EXTRAIT FOURNI >>
# # # # # # #

Mode d’action : les AHA (et assimilés) agissent en dissolvant les cornéodesmosomes (= ponts reliant les cellules mortes entre elles), activant ainsi le renouvellement cellulaire.
A partir de quel âge ? Dès l’adolescence, en cas de problème d’acné. Sinon, à partir de la trentaine pour raviver un teint qui manque d’éclat.
Quand ? Le matin et/ou soir pour les nettoyants. Sinon, tous les autres produits, le soir.
Comment ? Lotion, crème, disques … Choisissez la forme qui vous convient le mieux, parce que tout ça c’est du pareil au même. Les peaux acnéïques et les peaux matures qui les supportent bien peuvent les utiliser au long cours. Pour un coup d’éclat, on préconise une cure sur 3 à 4 semaines. »En dermato, on commence avec une concentration de 8 à 10 %, puis si la peau les tolère bien, on monte à 15 % (type Face Cream Plus 15 AHA de Neostrata). On fait toujours les choses progressivement. Le 20 % ou le 30 % est beaucoup plus difficile à supporter. Il est plutôt réservé au traitement des héliodermies. Les AHA aident aussi à préparer la peau avant les peelings, à abaisser le pH justement, pour ne pas lui causer un choc trop violent. C’est à ce moment là que l’on voit aussi si la peau les supporte bien. Ce n’est pas toujours le cas. Ils ne sont pas très conseillés par exemple sur un épiderme qui présente de la rosacée. Par ailleurs, les allergies aux AHA existent ! » détaille le Dr Rousseaux.
« Si le produit picote un peu trop, on peut tout de même choisir l’option de basculer sur les PHA » indique le Dr Michel Lemaître, dermatologue. Sinon, essayer cette astuce de Lionel de Benetti : « appliquer une crème pour peaux intolérantes, contenant un anti-inflammatoire, juste après les AHA ».
Le nettoyant aux AHA peut être utilisé toute l’année, de toute façon il est rincé, donc peu efficace. En revanche, évitez de nettoyer votre visage avec du savon de Marseille avant d’appliquer une crème aux AHA. Primo, parce que le vrai savon, c’est décapant. Deuzio, parce qu’il neutralise l’action des AHA. Eviter aussi de l’appliquer sur une peau mouillée. Cette dernière étant plus perméable, le produit risque de picoter davantage.

# # # # # # #

Données de détection de la mise en page des documents:
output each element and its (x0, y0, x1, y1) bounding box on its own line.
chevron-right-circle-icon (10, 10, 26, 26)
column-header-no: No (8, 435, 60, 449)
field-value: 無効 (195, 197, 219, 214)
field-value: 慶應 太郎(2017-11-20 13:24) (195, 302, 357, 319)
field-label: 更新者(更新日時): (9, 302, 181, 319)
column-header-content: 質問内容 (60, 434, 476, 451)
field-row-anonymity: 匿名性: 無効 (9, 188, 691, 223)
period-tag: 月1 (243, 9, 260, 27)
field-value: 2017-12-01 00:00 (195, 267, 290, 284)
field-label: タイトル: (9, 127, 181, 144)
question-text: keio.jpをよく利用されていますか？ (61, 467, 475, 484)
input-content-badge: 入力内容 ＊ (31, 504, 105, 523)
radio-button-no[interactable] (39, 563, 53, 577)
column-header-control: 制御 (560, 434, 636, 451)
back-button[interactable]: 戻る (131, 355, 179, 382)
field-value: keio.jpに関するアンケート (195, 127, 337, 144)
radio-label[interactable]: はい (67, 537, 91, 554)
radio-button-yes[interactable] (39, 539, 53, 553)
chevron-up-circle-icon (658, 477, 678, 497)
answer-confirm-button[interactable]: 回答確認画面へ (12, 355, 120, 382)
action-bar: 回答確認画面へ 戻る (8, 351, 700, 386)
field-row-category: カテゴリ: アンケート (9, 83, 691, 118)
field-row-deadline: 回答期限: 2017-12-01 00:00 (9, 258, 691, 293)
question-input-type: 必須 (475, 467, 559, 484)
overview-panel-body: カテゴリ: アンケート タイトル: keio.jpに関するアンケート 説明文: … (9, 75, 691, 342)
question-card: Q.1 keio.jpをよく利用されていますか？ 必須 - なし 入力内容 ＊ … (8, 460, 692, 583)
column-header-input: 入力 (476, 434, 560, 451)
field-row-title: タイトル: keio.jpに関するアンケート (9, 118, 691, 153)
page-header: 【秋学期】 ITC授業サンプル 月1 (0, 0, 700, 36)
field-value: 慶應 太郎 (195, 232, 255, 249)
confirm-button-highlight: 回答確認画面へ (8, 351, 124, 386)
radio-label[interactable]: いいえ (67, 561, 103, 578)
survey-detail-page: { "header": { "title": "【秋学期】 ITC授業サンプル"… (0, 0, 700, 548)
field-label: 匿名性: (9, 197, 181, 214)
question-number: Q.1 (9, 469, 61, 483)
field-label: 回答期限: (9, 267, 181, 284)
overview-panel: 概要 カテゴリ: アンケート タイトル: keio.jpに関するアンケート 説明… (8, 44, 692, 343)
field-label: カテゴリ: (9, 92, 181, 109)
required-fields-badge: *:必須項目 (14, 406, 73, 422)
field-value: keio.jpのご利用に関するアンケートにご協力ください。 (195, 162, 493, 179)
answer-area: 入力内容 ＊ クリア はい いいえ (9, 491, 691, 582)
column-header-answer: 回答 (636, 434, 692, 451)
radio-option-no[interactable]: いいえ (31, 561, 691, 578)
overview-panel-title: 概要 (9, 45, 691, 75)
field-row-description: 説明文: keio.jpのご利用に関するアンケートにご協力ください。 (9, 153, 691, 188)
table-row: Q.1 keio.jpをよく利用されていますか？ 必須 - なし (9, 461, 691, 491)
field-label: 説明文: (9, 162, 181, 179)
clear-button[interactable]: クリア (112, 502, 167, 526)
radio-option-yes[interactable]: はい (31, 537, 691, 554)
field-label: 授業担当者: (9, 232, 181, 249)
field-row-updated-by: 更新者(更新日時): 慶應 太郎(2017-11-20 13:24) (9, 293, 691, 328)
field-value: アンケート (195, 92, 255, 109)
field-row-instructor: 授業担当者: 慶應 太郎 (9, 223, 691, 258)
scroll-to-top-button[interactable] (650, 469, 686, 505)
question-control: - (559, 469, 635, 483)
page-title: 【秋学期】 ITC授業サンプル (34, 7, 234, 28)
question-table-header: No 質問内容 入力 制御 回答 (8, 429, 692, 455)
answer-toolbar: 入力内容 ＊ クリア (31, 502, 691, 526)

# # # # # # #

ACTION DEMANDÉE 1 >>
D'après l'extrait sur les AHA, à quelle concentration commence-t-on en dermatologie ?
ACTION DEMANDÉE 2 >>
Reprenez l'extrait sur les AHA à la suite de sa dernière phrase.
Les enregistrements n'ont aucun rôle ici.

RÉPONSE PROPOSÉE 1 >>
On commence avec une concentration de 8 à 10 %.

RÉPONSE PROPOSÉE 2 >>
TOUT SUR L’ACIDE HYALURONIQUE
Propriétés : hydratantes
Mode d’action : Il capte l’eau comme une éponge (jusqu’à 100 fois son poids). Le véritable acide hyaluronique est cependant difficile à formuler. Les marques cosmétiques utilisent plus volontiers le hyaluronate de sodium généralement dosé entre 0, 1 % et 3 %. Ensuite, il faut distinguer le haut poids moléculaire (pour une hydratation de surface) du bas poids moléculaire (acide hyaluronique fragmenté qui pénètre jusqu’aux couches profondes de l’épiderme, où il stimule aussi la synthèse d’acide hyaluronique naturel dans la peau), plus onéreux. Ceci dit, la molécule a surtout la côte auprès du grand public. En dermatologie esthétique, l’acide hyaluronique qui intéresse les spécialistes est surtout celui qui s’injecte, aux propriétés autrement plus intéressantes (repulpante, comblante, volumatrice). Lire aussi : Tout sur l’acide hyaluronique en esthétique et la peau pulpeuse
Alternative : la glycérine, qui a l’avantage de coûter trois ronds. Mais ce n’est pas l’agent le plus sensoriel du monde. Les produits généralement bourrés de cet humectant sont assez collants (cf la crème Mains Neutrogena). Et il n’a pas de balance anti-âge comme l’acide hyaluronique. Il hydrate simplement.
A partir de quel âge ? Dès la vingtaine.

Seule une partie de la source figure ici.